■ TO DO:
Wherever "color" appears in a line, list that line.
--- Start of SOURCE MATERIAL ---
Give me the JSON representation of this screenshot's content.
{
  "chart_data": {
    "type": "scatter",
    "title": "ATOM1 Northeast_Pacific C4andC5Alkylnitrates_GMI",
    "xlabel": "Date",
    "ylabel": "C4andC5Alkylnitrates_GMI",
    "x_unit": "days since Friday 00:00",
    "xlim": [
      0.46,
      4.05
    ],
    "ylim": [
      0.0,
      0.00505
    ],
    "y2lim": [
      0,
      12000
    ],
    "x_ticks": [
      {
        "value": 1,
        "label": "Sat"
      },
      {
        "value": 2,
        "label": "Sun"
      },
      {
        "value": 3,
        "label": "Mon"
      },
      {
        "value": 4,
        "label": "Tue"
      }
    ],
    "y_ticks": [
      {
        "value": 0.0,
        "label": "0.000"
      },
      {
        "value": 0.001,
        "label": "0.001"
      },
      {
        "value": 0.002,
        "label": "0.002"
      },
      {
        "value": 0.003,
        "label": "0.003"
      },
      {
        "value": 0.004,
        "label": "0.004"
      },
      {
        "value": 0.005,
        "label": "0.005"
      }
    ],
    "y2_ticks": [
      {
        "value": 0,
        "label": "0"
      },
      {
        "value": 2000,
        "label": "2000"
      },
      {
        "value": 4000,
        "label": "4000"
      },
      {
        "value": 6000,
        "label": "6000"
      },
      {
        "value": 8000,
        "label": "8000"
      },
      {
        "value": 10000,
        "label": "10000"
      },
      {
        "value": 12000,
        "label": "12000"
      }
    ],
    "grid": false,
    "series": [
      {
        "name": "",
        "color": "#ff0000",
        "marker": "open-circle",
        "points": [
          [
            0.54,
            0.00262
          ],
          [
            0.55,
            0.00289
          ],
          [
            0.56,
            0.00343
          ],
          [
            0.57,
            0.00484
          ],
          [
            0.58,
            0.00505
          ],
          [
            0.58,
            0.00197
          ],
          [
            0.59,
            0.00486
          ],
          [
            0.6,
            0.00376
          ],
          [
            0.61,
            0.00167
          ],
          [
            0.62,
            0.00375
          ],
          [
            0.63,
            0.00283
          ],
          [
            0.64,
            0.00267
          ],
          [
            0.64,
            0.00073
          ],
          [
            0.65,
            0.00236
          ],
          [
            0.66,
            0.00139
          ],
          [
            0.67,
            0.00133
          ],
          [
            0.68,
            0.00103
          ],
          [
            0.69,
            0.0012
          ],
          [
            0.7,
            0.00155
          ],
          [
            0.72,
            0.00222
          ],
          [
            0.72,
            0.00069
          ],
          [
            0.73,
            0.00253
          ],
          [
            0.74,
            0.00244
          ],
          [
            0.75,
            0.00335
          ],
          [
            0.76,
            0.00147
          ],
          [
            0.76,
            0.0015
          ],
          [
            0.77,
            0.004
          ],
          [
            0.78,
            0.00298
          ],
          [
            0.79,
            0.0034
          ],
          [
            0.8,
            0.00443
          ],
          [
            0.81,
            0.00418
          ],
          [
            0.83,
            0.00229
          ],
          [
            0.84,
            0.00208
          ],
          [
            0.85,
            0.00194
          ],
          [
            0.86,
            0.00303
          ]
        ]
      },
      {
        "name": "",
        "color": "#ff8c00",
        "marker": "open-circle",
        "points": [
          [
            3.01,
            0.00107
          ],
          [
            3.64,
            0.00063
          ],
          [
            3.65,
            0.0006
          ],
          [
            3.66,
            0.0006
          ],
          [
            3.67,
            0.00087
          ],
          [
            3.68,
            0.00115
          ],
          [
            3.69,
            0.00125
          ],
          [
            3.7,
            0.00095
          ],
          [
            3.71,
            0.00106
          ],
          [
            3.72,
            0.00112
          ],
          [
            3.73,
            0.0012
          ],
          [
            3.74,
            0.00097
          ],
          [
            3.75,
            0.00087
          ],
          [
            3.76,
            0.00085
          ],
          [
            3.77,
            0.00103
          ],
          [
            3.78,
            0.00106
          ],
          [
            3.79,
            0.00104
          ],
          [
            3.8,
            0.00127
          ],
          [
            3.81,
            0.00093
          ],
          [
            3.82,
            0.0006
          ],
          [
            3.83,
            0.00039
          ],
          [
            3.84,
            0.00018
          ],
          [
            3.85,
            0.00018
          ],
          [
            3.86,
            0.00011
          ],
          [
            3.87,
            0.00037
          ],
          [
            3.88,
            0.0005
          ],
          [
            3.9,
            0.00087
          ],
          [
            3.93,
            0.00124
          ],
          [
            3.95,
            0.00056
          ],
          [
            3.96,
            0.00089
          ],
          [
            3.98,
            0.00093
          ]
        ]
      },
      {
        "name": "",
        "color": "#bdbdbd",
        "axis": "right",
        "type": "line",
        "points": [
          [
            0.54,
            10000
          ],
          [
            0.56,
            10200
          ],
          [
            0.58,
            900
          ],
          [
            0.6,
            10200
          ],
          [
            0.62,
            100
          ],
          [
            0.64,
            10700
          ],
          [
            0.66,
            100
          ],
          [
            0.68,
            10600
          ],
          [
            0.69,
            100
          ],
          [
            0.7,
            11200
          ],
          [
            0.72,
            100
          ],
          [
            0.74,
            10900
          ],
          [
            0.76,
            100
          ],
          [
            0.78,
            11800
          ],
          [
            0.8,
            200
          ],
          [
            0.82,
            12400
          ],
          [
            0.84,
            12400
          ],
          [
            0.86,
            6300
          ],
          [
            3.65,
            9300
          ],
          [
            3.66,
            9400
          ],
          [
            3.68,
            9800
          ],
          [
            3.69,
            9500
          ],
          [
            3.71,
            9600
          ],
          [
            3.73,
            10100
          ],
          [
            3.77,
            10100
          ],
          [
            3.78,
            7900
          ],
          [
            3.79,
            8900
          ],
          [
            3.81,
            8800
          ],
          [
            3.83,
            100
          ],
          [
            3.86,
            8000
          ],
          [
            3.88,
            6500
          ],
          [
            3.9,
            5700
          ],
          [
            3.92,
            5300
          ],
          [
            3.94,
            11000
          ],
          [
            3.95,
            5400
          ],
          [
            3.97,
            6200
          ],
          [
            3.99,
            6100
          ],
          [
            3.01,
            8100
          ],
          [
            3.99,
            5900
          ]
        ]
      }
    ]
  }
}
--- End of SOURCE MATERIAL ---
■ SOLUTION FOR THIS TASK:
        "color": "#ff0000",
        "color": "#ff8c00",
        "color": "#bdbdbd",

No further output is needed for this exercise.